SUPPLIED DATA ▸

╔══

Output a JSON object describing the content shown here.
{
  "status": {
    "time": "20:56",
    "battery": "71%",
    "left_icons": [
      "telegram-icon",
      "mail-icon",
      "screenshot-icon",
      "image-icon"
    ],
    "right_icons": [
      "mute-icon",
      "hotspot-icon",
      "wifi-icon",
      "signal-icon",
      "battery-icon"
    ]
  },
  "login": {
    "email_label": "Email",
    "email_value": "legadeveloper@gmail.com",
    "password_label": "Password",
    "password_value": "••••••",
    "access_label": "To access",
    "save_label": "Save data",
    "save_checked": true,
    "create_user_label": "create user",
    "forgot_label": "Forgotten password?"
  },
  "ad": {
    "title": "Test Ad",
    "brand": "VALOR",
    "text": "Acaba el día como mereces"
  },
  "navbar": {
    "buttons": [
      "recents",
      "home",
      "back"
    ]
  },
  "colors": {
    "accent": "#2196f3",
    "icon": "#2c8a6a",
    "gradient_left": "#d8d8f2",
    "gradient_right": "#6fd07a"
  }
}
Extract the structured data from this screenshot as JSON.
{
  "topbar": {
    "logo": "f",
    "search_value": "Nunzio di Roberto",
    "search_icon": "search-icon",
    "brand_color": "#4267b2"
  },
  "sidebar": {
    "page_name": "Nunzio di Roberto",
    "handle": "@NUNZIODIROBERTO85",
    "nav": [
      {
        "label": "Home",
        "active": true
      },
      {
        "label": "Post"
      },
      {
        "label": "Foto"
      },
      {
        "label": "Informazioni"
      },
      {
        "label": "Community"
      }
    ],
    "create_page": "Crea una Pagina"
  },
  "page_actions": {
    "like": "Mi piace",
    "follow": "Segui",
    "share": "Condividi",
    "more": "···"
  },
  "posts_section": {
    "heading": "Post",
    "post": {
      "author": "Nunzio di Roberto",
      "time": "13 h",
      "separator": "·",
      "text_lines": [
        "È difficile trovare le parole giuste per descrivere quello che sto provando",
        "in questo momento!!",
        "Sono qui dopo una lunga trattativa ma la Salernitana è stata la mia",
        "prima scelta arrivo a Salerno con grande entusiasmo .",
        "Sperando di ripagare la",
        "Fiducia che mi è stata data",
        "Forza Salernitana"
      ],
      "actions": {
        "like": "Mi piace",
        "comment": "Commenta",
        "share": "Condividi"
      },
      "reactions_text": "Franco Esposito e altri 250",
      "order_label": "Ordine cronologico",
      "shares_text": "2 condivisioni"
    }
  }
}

╚══

Return the entries in full, keeping every line exactly as it is.

WRITTEN REPLY ▸
Output a JSON object describing the content shown here.
{
  "status": {
    "time": "20:56",
    "battery": "71%",
    "left_icons": [
      "telegram-icon",
      "mail-icon",
      "screenshot-icon",
      "image-icon"
    ],
    "right_icons": [
      "mute-icon",
      "hotspot-icon",
      "wifi-icon",
      "signal-icon",
      "battery-icon"
    ]
  },
  "login": {
    "email_label": "Email",
    "email_value": "legadeveloper@gmail.com",
    "password_label": "Password",
    "password_value": "••••••",
    "access_label": "To access",
    "save_label": "Save data",
    "save_checked": true,
    "create_user_label": "create user",
    "forgot_label": "Forgotten password?"
  },
  "ad": {
    "title": "Test Ad",
    "brand": "VALOR",
    "text": "Acaba el día como mereces"
  },
  "navbar": {
    "buttons": [
      "recents",
      "home",
      "back"
    ]
  },
  "colors": {
    "accent": "#2196f3",
    "icon": "#2c8a6a",
    "gradient_left": "#d8d8f2",
    "gradient_right": "#6fd07a"
  }
}
Extract the structured data from this screenshot as JSON.
{
  "topbar": {
    "logo": "f",
    "search_value": "Nunzio di Roberto",
    "search_icon": "search-icon",
    "brand_color": "#4267b2"
  },
  "sidebar": {
    "page_name": "Nunzio di Roberto",
    "handle": "@NUNZIODIROBERTO85",
    "nav": [
      {
        "label": "Home",
        "active": true
      },
      {
        "label": "Post"
      },
      {
        "label": "Foto"
      },
      {
        "label": "Informazioni"
      },
      {
        "label": "Community"
      }
    ],
    "create_page": "Crea una Pagina"
  },
  "page_actions": {
    "like": "Mi piace",
    "follow": "Segui",
    "share": "Condividi",
    "more": "···"
  },
  "posts_section": {
    "heading": "Post",
    "post": {
      "author": "Nunzio di Roberto",
      "time": "13 h",
      "separator": "·",
      "text_lines": [
        "È difficile trovare le parole giuste per descrivere quello che sto provando",
        "in questo momento!!",
        "Sono qui dopo una lunga trattativa ma la Salernitana è stata la mia",
        "prima scelta arrivo a Salerno con grande entusiasmo .",
        "Sperando di ripagare la",
        "Fiducia che mi è stata data",
        "Forza Salernitana"
      ],
      "actions": {
        "like": "Mi piace",
        "comment": "Commenta",
        "share": "Condividi"
      },
      "reactions_text": "Franco Esposito e altri 250",
      "order_label": "Ordine cronologico",
      "shares_text": "2 condivisioni"
    }
  }
}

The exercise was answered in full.